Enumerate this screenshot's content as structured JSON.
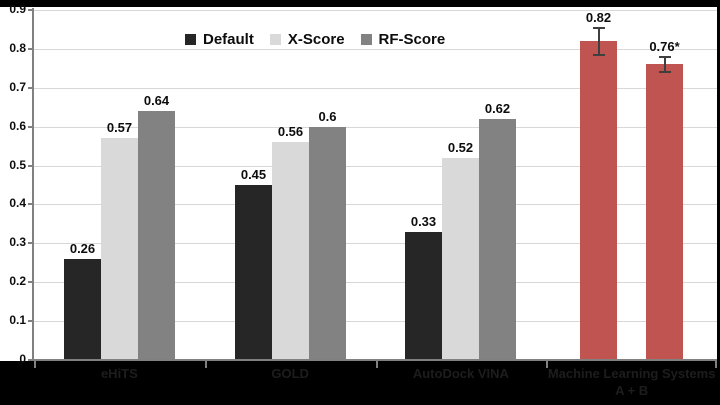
{
  "page": {
    "background": "#000000"
  },
  "chart_data": {
    "type": "bar",
    "title": "",
    "xlabel": "",
    "ylabel": "",
    "ylim": [
      0,
      0.9
    ],
    "ytick_step": 0.1,
    "grid": true,
    "plot_background": "#FFFFFF",
    "gridline_color": "#D8D8D8",
    "axis_color": "#808080",
    "value_label_color": "#0D0D0D",
    "category_label_color": "#1D1D1D",
    "error_bar_color": "#3F3F3F",
    "legend": {
      "position": "top-center",
      "items": [
        {
          "label": "Default",
          "color": "#262626"
        },
        {
          "label": "X-Score",
          "color": "#D9D9D9"
        },
        {
          "label": "RF-Score",
          "color": "#828282"
        }
      ]
    },
    "groups": [
      {
        "category": "eHiTS",
        "bars": [
          {
            "series": "Default",
            "value": 0.26,
            "label": "0.26",
            "color": "#262626"
          },
          {
            "series": "X-Score",
            "value": 0.57,
            "label": "0.57",
            "color": "#D9D9D9"
          },
          {
            "series": "RF-Score",
            "value": 0.64,
            "label": "0.64",
            "color": "#828282"
          }
        ]
      },
      {
        "category": "GOLD",
        "bars": [
          {
            "series": "Default",
            "value": 0.45,
            "label": "0.45",
            "color": "#262626"
          },
          {
            "series": "X-Score",
            "value": 0.56,
            "label": "0.56",
            "color": "#D9D9D9"
          },
          {
            "series": "RF-Score",
            "value": 0.6,
            "label": "0.6",
            "color": "#828282"
          }
        ]
      },
      {
        "category": "AutoDock VINA",
        "bars": [
          {
            "series": "Default",
            "value": 0.33,
            "label": "0.33",
            "color": "#262626"
          },
          {
            "series": "X-Score",
            "value": 0.52,
            "label": "0.52",
            "color": "#D9D9D9"
          },
          {
            "series": "RF-Score",
            "value": 0.62,
            "label": "0.62",
            "color": "#828282"
          }
        ]
      },
      {
        "category": "Machine Learning Systems\nA + B",
        "bars": [
          {
            "series": "Machine Learning Systems",
            "value": 0.82,
            "label": "0.82",
            "color": "#C05451",
            "error": 0.035
          },
          {
            "series": "Machine Learning Systems",
            "value": 0.76,
            "label": "0.76*",
            "color": "#C05451",
            "error": 0.02
          }
        ]
      }
    ]
  }
}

▸ **PROBLEM TO SOLVE**
Can you retype every record above exactly, leaving out the pictures?

▸ **COMPLETE ANSWER**
Enumerate this screenshot's content as structured JSON.
{
  "page": {
    "background": "#000000"
  },
  "chart_data": {
    "type": "bar",
    "title": "",
    "xlabel": "",
    "ylabel": "",
    "ylim": [
      0,
      0.9
    ],
    "ytick_step": 0.1,
    "grid": true,
    "plot_background": "#FFFFFF",
    "gridline_color": "#D8D8D8",
    "axis_color": "#808080",
    "value_label_color": "#0D0D0D",
    "category_label_color": "#1D1D1D",
    "error_bar_color": "#3F3F3F",
    "legend": {
      "position": "top-center",
      "items": [
        {
          "label": "Default",
          "color": "#262626"
        },
        {
          "label": "X-Score",
          "color": "#D9D9D9"
        },
        {
          "label": "RF-Score",
          "color": "#828282"
        }
      ]
    },
    "groups": [
      {
        "category": "eHiTS",
        "bars": [
          {
            "series": "Default",
            "value": 0.26,
            "label": "0.26",
            "color": "#262626"
          },
          {
            "series": "X-Score",
            "value": 0.57,
            "label": "0.57",
            "color": "#D9D9D9"
          },
          {
            "series": "RF-Score",
            "value": 0.64,
            "label": "0.64",
            "color": "#828282"
          }
        ]
      },
      {
        "category": "GOLD",
        "bars": [
          {
            "series": "Default",
            "value": 0.45,
            "label": "0.45",
            "color": "#262626"
          },
          {
            "series": "X-Score",
            "value": 0.56,
            "label": "0.56",
            "color": "#D9D9D9"
          },
          {
            "series": "RF-Score",
            "value": 0.6,
            "label": "0.6",
            "color": "#828282"
          }
        ]
      },
      {
        "category": "AutoDock VINA",
        "bars": [
          {
            "series": "Default",
            "value": 0.33,
            "label": "0.33",
            "color": "#262626"
          },
          {
            "series": "X-Score",
            "value": 0.52,
            "label": "0.52",
            "color": "#D9D9D9"
          },
          {
            "series": "RF-Score",
            "value": 0.62,
            "label": "0.62",
            "color": "#828282"
          }
        ]
      },
      {
        "category": "Machine Learning Systems\nA + B",
        "bars": [
          {
            "series": "Machine Learning Systems",
            "value": 0.82,
            "label": "0.82",
            "color": "#C05451",
            "error": 0.035
          },
          {
            "series": "Machine Learning Systems",
            "value": 0.76,
            "label": "0.76*",
            "color": "#C05451",
            "error": 0.02
          }
        ]
      }
    ]
  }
}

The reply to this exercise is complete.